(Saved entries)
● ● ● ● ● ● ●

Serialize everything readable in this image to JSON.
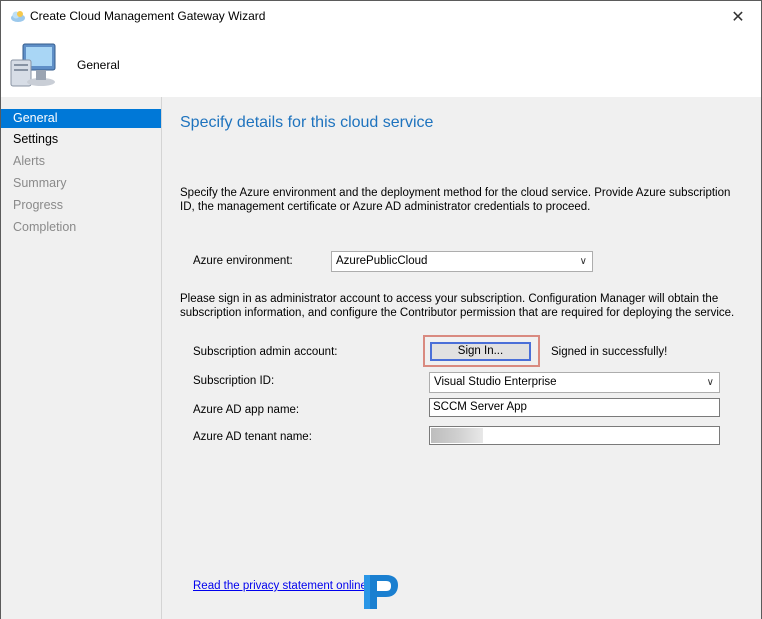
{
  "window": {
    "title": "Create Cloud Management Gateway Wizard",
    "close_glyph": "✕"
  },
  "header": {
    "title": "General"
  },
  "sidebar": {
    "items": [
      {
        "label": "General"
      },
      {
        "label": "Settings"
      },
      {
        "label": "Alerts"
      },
      {
        "label": "Summary"
      },
      {
        "label": "Progress"
      },
      {
        "label": "Completion"
      }
    ]
  },
  "main": {
    "page_title": "Specify details for this cloud service",
    "intro": "Specify the Azure environment and the deployment method for the cloud service. Provide Azure subscription ID, the management certificate or Azure AD administrator credentials to proceed.",
    "azure_environment": {
      "label": "Azure environment:",
      "value": "AzurePublicCloud"
    },
    "signin_note": "Please sign in as administrator account to access your subscription. Configuration Manager will obtain the subscription information, and configure the Contributor permission that are required for deploying the service.",
    "subscription_admin": {
      "label": "Subscription admin account:",
      "button": "Sign In...",
      "status": "Signed in successfully!"
    },
    "subscription_id": {
      "label": "Subscription ID:",
      "value": "Visual Studio Enterprise"
    },
    "app_name": {
      "label": "Azure AD app name:",
      "value": "SCCM Server App"
    },
    "tenant_name": {
      "label": "Azure AD tenant name:",
      "value": ""
    },
    "privacy_link": "Read the privacy statement online."
  },
  "colors": {
    "accent": "#0078d7",
    "title_blue": "#1e73be",
    "highlight": "#d98a80"
  },
  "icons": [
    "cloud-app-icon",
    "computer-icon",
    "close-icon",
    "chevron-down-icon",
    "watermark-logo"
  ]
}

● ● ● ● ● ● ●

Copy all lines from the material that hold "this".

- [FINISHED TASK]
Serialize everything readable in this image to JSON.
    "page_title": "Specify details for this cloud service",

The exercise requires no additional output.